• **WRITTEN EXERCISE**: Tell how many lines include the string "color". Answer with a single number.

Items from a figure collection
•••••

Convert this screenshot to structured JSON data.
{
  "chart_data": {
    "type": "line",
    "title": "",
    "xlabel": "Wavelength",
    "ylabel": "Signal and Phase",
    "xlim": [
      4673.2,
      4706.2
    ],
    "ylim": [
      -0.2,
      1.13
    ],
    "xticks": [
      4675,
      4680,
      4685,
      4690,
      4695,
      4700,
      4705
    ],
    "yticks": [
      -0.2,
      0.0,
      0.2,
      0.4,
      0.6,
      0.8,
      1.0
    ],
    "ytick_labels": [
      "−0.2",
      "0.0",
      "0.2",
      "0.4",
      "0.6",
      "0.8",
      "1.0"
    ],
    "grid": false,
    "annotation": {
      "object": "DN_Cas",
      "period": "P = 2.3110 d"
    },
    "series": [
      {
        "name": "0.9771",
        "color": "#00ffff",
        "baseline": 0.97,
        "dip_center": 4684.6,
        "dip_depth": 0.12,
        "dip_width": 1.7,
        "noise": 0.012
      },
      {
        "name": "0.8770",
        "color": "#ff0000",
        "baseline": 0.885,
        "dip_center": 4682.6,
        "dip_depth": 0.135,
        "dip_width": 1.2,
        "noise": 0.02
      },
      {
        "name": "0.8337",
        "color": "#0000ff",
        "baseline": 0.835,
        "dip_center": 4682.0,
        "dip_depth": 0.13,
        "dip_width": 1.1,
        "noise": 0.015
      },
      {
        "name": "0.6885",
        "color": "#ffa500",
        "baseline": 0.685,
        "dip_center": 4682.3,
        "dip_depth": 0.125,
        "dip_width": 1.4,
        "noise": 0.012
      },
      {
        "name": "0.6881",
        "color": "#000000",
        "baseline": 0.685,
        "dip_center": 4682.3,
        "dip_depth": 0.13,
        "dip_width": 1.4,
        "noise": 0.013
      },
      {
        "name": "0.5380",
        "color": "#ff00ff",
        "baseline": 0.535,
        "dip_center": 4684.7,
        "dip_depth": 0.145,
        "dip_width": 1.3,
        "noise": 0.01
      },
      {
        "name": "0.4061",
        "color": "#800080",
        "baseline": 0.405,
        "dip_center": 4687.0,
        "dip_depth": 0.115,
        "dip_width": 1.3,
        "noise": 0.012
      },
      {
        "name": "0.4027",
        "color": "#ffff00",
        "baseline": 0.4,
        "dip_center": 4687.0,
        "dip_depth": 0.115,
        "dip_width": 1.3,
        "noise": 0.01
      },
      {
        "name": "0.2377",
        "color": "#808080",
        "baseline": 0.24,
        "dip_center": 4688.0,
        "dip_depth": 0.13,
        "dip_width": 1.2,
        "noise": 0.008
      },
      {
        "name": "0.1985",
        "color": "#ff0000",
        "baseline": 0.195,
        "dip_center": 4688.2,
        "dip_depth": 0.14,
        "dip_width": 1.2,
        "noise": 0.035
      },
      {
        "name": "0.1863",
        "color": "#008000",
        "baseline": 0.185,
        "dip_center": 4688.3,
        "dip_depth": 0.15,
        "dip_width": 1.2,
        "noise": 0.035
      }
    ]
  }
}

•••••

• **EXERCISE OUTPUT**: 11